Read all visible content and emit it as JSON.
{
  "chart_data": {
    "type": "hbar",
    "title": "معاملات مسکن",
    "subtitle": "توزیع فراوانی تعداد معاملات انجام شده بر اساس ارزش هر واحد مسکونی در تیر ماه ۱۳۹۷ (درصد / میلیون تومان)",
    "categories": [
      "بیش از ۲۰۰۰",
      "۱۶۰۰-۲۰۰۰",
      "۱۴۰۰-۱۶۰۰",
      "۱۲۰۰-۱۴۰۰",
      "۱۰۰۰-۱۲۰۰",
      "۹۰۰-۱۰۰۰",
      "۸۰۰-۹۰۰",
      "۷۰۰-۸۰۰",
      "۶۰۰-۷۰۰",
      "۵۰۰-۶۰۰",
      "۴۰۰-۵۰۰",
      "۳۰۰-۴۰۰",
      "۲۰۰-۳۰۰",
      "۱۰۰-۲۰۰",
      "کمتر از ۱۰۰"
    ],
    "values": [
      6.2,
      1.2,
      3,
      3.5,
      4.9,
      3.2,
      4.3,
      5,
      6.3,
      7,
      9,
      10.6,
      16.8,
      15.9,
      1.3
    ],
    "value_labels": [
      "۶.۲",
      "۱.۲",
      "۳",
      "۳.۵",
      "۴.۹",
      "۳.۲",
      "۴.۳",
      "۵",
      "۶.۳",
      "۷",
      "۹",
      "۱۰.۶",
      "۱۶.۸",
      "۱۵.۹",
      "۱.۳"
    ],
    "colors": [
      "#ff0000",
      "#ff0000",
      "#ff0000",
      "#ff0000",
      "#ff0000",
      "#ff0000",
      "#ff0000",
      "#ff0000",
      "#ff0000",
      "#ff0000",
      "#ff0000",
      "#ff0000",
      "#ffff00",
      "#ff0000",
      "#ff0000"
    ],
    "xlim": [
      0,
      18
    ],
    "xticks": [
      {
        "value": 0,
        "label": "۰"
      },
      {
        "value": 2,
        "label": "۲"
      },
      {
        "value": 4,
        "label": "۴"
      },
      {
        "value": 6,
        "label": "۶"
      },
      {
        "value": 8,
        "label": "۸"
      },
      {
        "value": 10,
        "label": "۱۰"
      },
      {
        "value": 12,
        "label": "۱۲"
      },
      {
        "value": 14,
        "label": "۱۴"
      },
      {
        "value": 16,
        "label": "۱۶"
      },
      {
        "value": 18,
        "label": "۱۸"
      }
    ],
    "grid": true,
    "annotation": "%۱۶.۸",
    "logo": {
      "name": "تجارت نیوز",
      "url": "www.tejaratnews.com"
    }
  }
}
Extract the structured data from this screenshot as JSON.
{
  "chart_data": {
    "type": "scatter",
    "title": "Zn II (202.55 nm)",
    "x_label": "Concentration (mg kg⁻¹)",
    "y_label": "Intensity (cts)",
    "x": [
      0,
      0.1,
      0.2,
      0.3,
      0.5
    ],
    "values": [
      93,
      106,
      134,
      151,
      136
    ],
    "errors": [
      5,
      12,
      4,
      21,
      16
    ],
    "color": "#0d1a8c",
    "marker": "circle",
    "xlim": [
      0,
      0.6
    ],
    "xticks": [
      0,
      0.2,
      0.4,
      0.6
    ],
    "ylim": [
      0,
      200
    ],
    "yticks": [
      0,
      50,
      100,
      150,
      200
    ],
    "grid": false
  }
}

+ + +

*Work instructions:* Write all of the records out again exactly.

*Complete output:*
Read all visible content and emit it as JSON.
{
  "chart_data": {
    "type": "hbar",
    "title": "معاملات مسکن",
    "subtitle": "توزیع فراوانی تعداد معاملات انجام شده بر اساس ارزش هر واحد مسکونی در تیر ماه ۱۳۹۷ (درصد / میلیون تومان)",
    "categories": [
      "بیش از ۲۰۰۰",
      "۱۶۰۰-۲۰۰۰",
      "۱۴۰۰-۱۶۰۰",
      "۱۲۰۰-۱۴۰۰",
      "۱۰۰۰-۱۲۰۰",
      "۹۰۰-۱۰۰۰",
      "۸۰۰-۹۰۰",
      "۷۰۰-۸۰۰",
      "۶۰۰-۷۰۰",
      "۵۰۰-۶۰۰",
      "۴۰۰-۵۰۰",
      "۳۰۰-۴۰۰",
      "۲۰۰-۳۰۰",
      "۱۰۰-۲۰۰",
      "کمتر از ۱۰۰"
    ],
    "values": [
      6.2,
      1.2,
      3,
      3.5,
      4.9,
      3.2,
      4.3,
      5,
      6.3,
      7,
      9,
      10.6,
      16.8,
      15.9,
      1.3
    ],
    "value_labels": [
      "۶.۲",
      "۱.۲",
      "۳",
      "۳.۵",
      "۴.۹",
      "۳.۲",
      "۴.۳",
      "۵",
      "۶.۳",
      "۷",
      "۹",
      "۱۰.۶",
      "۱۶.۸",
      "۱۵.۹",
      "۱.۳"
    ],
    "colors": [
      "#ff0000",
      "#ff0000",
      "#ff0000",
      "#ff0000",
      "#ff0000",
      "#ff0000",
      "#ff0000",
      "#ff0000",
      "#ff0000",
      "#ff0000",
      "#ff0000",
      "#ff0000",
      "#ffff00",
      "#ff0000",
      "#ff0000"
    ],
    "xlim": [
      0,
      18
    ],
    "xticks": [
      {
        "value": 0,
        "label": "۰"
      },
      {
        "value": 2,
        "label": "۲"
      },
      {
        "value": 4,
        "label": "۴"
      },
      {
        "value": 6,
        "label": "۶"
      },
      {
        "value": 8,
        "label": "۸"
      },
      {
        "value": 10,
        "label": "۱۰"
      },
      {
        "value": 12,
        "label": "۱۲"
      },
      {
        "value": 14,
        "label": "۱۴"
      },
      {
        "value": 16,
        "label": "۱۶"
      },
      {
        "value": 18,
        "label": "۱۸"
      }
    ],
    "grid": true,
    "annotation": "%۱۶.۸",
    "logo": {
      "name": "تجارت نیوز",
      "url": "www.tejaratnews.com"
    }
  }
}
Extract the structured data from this screenshot as JSON.
{
  "chart_data": {
    "type": "scatter",
    "title": "Zn II (202.55 nm)",
    "x_label": "Concentration (mg kg⁻¹)",
    "y_label": "Intensity (cts)",
    "x": [
      0,
      0.1,
      0.2,
      0.3,
      0.5
    ],
    "values": [
      93,
      106,
      134,
      151,
      136
    ],
    "errors": [
      5,
      12,
      4,
      21,
      16
    ],
    "color": "#0d1a8c",
    "marker": "circle",
    "xlim": [
      0,
      0.6
    ],
    "xticks": [
      0,
      0.2,
      0.4,
      0.6
    ],
    "ylim": [
      0,
      200
    ],
    "yticks": [
      0,
      50,
      100,
      150,
      200
    ],
    "grid": false
  }
}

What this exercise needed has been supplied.